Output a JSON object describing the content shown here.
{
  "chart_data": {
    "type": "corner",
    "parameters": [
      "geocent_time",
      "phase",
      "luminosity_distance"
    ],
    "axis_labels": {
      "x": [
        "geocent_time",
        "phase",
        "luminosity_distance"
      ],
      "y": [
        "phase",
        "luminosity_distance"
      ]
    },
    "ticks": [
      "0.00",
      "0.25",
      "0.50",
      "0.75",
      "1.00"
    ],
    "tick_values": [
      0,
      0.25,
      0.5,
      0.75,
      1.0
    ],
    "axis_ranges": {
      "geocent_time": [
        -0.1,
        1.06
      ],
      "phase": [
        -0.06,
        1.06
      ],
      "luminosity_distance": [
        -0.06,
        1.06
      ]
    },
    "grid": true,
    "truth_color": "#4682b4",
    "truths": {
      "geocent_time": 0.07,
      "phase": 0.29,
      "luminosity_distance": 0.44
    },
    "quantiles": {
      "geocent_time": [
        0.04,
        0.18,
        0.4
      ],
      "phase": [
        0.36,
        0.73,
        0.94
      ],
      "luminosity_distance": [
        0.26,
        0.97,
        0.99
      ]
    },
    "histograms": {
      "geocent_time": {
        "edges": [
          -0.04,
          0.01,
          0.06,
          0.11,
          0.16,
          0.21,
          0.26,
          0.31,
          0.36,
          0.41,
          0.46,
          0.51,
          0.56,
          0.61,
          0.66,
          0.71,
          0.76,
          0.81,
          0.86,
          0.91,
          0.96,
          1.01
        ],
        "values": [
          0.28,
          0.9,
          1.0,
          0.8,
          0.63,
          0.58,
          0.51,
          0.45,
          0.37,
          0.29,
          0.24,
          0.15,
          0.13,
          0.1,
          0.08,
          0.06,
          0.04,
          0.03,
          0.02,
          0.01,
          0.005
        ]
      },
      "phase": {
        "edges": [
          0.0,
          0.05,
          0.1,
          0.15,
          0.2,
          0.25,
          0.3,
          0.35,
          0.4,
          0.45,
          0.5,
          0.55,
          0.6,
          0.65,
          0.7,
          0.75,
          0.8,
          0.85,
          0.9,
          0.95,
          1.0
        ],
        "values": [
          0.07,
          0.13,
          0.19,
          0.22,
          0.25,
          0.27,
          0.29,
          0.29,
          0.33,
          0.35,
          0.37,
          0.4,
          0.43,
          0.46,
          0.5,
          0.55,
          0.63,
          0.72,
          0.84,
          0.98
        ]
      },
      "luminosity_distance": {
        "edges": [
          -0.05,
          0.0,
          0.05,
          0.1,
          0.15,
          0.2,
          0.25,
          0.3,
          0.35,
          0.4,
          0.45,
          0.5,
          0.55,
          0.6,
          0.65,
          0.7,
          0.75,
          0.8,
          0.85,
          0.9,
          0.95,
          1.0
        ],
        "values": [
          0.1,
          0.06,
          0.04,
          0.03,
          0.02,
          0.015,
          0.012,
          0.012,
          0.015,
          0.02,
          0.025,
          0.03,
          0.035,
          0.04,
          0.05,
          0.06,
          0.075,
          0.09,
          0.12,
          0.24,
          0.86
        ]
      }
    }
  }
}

---

# [REQUIRED WORK]
Generate an exact reproduction of all entries.

# [CORRECT ANSWER]
Output a JSON object describing the content shown here.
{
  "chart_data": {
    "type": "corner",
    "parameters": [
      "geocent_time",
      "phase",
      "luminosity_distance"
    ],
    "axis_labels": {
      "x": [
        "geocent_time",
        "phase",
        "luminosity_distance"
      ],
      "y": [
        "phase",
        "luminosity_distance"
      ]
    },
    "ticks": [
      "0.00",
      "0.25",
      "0.50",
      "0.75",
      "1.00"
    ],
    "tick_values": [
      0,
      0.25,
      0.5,
      0.75,
      1.0
    ],
    "axis_ranges": {
      "geocent_time": [
        -0.1,
        1.06
      ],
      "phase": [
        -0.06,
        1.06
      ],
      "luminosity_distance": [
        -0.06,
        1.06
      ]
    },
    "grid": true,
    "truth_color": "#4682b4",
    "truths": {
      "geocent_time": 0.07,
      "phase": 0.29,
      "luminosity_distance": 0.44
    },
    "quantiles": {
      "geocent_time": [
        0.04,
        0.18,
        0.4
      ],
      "phase": [
        0.36,
        0.73,
        0.94
      ],
      "luminosity_distance": [
        0.26,
        0.97,
        0.99
      ]
    },
    "histograms": {
      "geocent_time": {
        "edges": [
          -0.04,
          0.01,
          0.06,
          0.11,
          0.16,
          0.21,
          0.26,
          0.31,
          0.36,
          0.41,
          0.46,
          0.51,
          0.56,
          0.61,
          0.66,
          0.71,
          0.76,
          0.81,
          0.86,
          0.91,
          0.96,
          1.01
        ],
        "values": [
          0.28,
          0.9,
          1.0,
          0.8,
          0.63,
          0.58,
          0.51,
          0.45,
          0.37,
          0.29,
          0.24,
          0.15,
          0.13,
          0.1,
          0.08,
          0.06,
          0.04,
          0.03,
          0.02,
          0.01,
          0.005
        ]
      },
      "phase": {
        "edges": [
          0.0,
          0.05,
          0.1,
          0.15,
          0.2,
          0.25,
          0.3,
          0.35,
          0.4,
          0.45,
          0.5,
          0.55,
          0.6,
          0.65,
          0.7,
          0.75,
          0.8,
          0.85,
          0.9,
          0.95,
          1.0
        ],
        "values": [
          0.07,
          0.13,
          0.19,
          0.22,
          0.25,
          0.27,
          0.29,
          0.29,
          0.33,
          0.35,
          0.37,
          0.4,
          0.43,
          0.46,
          0.5,
          0.55,
          0.63,
          0.72,
          0.84,
          0.98
        ]
      },
      "luminosity_distance": {
        "edges": [
          -0.05,
          0.0,
          0.05,
          0.1,
          0.15,
          0.2,
          0.25,
          0.3,
          0.35,
          0.4,
          0.45,
          0.5,
          0.55,
          0.6,
          0.65,
          0.7,
          0.75,
          0.8,
          0.85,
          0.9,
          0.95,
          1.0
        ],
        "values": [
          0.1,
          0.06,
          0.04,
          0.03,
          0.02,
          0.015,
          0.012,
          0.012,
          0.015,
          0.02,
          0.025,
          0.03,
          0.035,
          0.04,
          0.05,
          0.06,
          0.075,
          0.09,
          0.12,
          0.24,
          0.86
        ]
      }
    }
  }
}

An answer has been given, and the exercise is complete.